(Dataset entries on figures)
========================================
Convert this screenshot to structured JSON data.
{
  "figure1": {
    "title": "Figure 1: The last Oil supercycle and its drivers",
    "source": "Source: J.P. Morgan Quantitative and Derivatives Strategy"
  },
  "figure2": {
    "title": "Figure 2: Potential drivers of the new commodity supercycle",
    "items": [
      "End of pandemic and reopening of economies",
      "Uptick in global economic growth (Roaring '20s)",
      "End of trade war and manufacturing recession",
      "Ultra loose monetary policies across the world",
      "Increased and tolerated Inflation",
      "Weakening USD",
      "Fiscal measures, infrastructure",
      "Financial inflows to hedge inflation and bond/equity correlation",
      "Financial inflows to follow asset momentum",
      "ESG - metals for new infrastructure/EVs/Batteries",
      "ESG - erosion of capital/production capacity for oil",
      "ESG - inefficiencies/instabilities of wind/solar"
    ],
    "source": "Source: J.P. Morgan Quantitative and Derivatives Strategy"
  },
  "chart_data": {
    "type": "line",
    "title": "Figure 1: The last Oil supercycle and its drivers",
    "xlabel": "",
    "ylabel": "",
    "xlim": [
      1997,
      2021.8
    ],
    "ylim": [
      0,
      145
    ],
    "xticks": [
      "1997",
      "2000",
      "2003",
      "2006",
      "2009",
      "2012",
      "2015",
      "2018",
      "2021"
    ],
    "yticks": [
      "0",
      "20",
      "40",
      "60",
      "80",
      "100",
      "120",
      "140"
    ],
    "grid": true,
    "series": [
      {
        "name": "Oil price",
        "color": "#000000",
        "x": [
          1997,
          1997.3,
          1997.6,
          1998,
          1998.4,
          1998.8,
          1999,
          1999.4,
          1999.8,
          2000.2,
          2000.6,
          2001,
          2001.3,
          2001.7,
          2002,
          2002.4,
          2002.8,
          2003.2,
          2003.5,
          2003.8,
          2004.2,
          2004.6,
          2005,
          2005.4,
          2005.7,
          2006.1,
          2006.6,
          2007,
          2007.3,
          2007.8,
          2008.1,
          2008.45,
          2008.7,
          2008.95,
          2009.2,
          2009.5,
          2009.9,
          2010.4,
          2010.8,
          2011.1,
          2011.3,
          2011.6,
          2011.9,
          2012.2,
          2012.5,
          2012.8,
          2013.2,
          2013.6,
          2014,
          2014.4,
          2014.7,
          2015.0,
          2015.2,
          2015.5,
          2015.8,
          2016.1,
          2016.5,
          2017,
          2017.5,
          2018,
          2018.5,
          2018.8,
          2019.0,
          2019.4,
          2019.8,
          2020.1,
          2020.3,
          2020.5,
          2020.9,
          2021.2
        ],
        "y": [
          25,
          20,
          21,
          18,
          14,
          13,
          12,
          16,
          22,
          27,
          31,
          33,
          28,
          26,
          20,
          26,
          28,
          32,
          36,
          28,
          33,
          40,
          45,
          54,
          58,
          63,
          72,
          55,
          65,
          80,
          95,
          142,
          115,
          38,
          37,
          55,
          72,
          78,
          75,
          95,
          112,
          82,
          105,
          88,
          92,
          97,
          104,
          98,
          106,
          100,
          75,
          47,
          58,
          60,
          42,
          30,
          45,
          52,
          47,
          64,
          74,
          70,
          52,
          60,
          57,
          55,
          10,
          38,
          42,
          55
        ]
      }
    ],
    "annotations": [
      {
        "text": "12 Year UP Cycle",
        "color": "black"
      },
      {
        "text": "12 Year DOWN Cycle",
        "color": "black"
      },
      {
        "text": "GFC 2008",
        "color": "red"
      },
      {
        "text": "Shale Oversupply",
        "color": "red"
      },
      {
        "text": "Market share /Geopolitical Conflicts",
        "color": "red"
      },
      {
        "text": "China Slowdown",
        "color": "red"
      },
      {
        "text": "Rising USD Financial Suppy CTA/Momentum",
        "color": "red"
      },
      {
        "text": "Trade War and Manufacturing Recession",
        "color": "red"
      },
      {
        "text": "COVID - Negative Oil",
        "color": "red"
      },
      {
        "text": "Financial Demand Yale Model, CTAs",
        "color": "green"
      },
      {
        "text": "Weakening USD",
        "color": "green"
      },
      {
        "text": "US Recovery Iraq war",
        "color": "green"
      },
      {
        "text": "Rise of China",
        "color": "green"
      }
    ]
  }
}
========================================
GOAL: Return all of the data word for word.

WORKED SOLUTION:
Convert this screenshot to structured JSON data.
{
  "figure1": {
    "title": "Figure 1: The last Oil supercycle and its drivers",
    "source": "Source: J.P. Morgan Quantitative and Derivatives Strategy"
  },
  "figure2": {
    "title": "Figure 2: Potential drivers of the new commodity supercycle",
    "items": [
      "End of pandemic and reopening of economies",
      "Uptick in global economic growth (Roaring '20s)",
      "End of trade war and manufacturing recession",
      "Ultra loose monetary policies across the world",
      "Increased and tolerated Inflation",
      "Weakening USD",
      "Fiscal measures, infrastructure",
      "Financial inflows to hedge inflation and bond/equity correlation",
      "Financial inflows to follow asset momentum",
      "ESG - metals for new infrastructure/EVs/Batteries",
      "ESG - erosion of capital/production capacity for oil",
      "ESG - inefficiencies/instabilities of wind/solar"
    ],
    "source": "Source: J.P. Morgan Quantitative and Derivatives Strategy"
  },
  "chart_data": {
    "type": "line",
    "title": "Figure 1: The last Oil supercycle and its drivers",
    "xlabel": "",
    "ylabel": "",
    "xlim": [
      1997,
      2021.8
    ],
    "ylim": [
      0,
      145
    ],
    "xticks": [
      "1997",
      "2000",
      "2003",
      "2006",
      "2009",
      "2012",
      "2015",
      "2018",
      "2021"
    ],
    "yticks": [
      "0",
      "20",
      "40",
      "60",
      "80",
      "100",
      "120",
      "140"
    ],
    "grid": true,
    "series": [
      {
        "name": "Oil price",
        "color": "#000000",
        "x": [
          1997,
          1997.3,
          1997.6,
          1998,
          1998.4,
          1998.8,
          1999,
          1999.4,
          1999.8,
          2000.2,
          2000.6,
          2001,
          2001.3,
          2001.7,
          2002,
          2002.4,
          2002.8,
          2003.2,
          2003.5,
          2003.8,
          2004.2,
          2004.6,
          2005,
          2005.4,
          2005.7,
          2006.1,
          2006.6,
          2007,
          2007.3,
          2007.8,
          2008.1,
          2008.45,
          2008.7,
          2008.95,
          2009.2,
          2009.5,
          2009.9,
          2010.4,
          2010.8,
          2011.1,
          2011.3,
          2011.6,
          2011.9,
          2012.2,
          2012.5,
          2012.8,
          2013.2,
          2013.6,
          2014,
          2014.4,
          2014.7,
          2015.0,
          2015.2,
          2015.5,
          2015.8,
          2016.1,
          2016.5,
          2017,
          2017.5,
          2018,
          2018.5,
          2018.8,
          2019.0,
          2019.4,
          2019.8,
          2020.1,
          2020.3,
          2020.5,
          2020.9,
          2021.2
        ],
        "y": [
          25,
          20,
          21,
          18,
          14,
          13,
          12,
          16,
          22,
          27,
          31,
          33,
          28,
          26,
          20,
          26,
          28,
          32,
          36,
          28,
          33,
          40,
          45,
          54,
          58,
          63,
          72,
          55,
          65,
          80,
          95,
          142,
          115,
          38,
          37,
          55,
          72,
          78,
          75,
          95,
          112,
          82,
          105,
          88,
          92,
          97,
          104,
          98,
          106,
          100,
          75,
          47,
          58,
          60,
          42,
          30,
          45,
          52,
          47,
          64,
          74,
          70,
          52,
          60,
          57,
          55,
          10,
          38,
          42,
          55
        ]
      }
    ],
    "annotations": [
      {
        "text": "12 Year UP Cycle",
        "color": "black"
      },
      {
        "text": "12 Year DOWN Cycle",
        "color": "black"
      },
      {
        "text": "GFC 2008",
        "color": "red"
      },
      {
        "text": "Shale Oversupply",
        "color": "red"
      },
      {
        "text": "Market share /Geopolitical Conflicts",
        "color": "red"
      },
      {
        "text": "China Slowdown",
        "color": "red"
      },
      {
        "text": "Rising USD Financial Suppy CTA/Momentum",
        "color": "red"
      },
      {
        "text": "Trade War and Manufacturing Recession",
        "color": "red"
      },
      {
        "text": "COVID - Negative Oil",
        "color": "red"
      },
      {
        "text": "Financial Demand Yale Model, CTAs",
        "color": "green"
      },
      {
        "text": "Weakening USD",
        "color": "green"
      },
      {
        "text": "US Recovery Iraq war",
        "color": "green"
      },
      {
        "text": "Rise of China",
        "color": "green"
      }
    ]
  }
}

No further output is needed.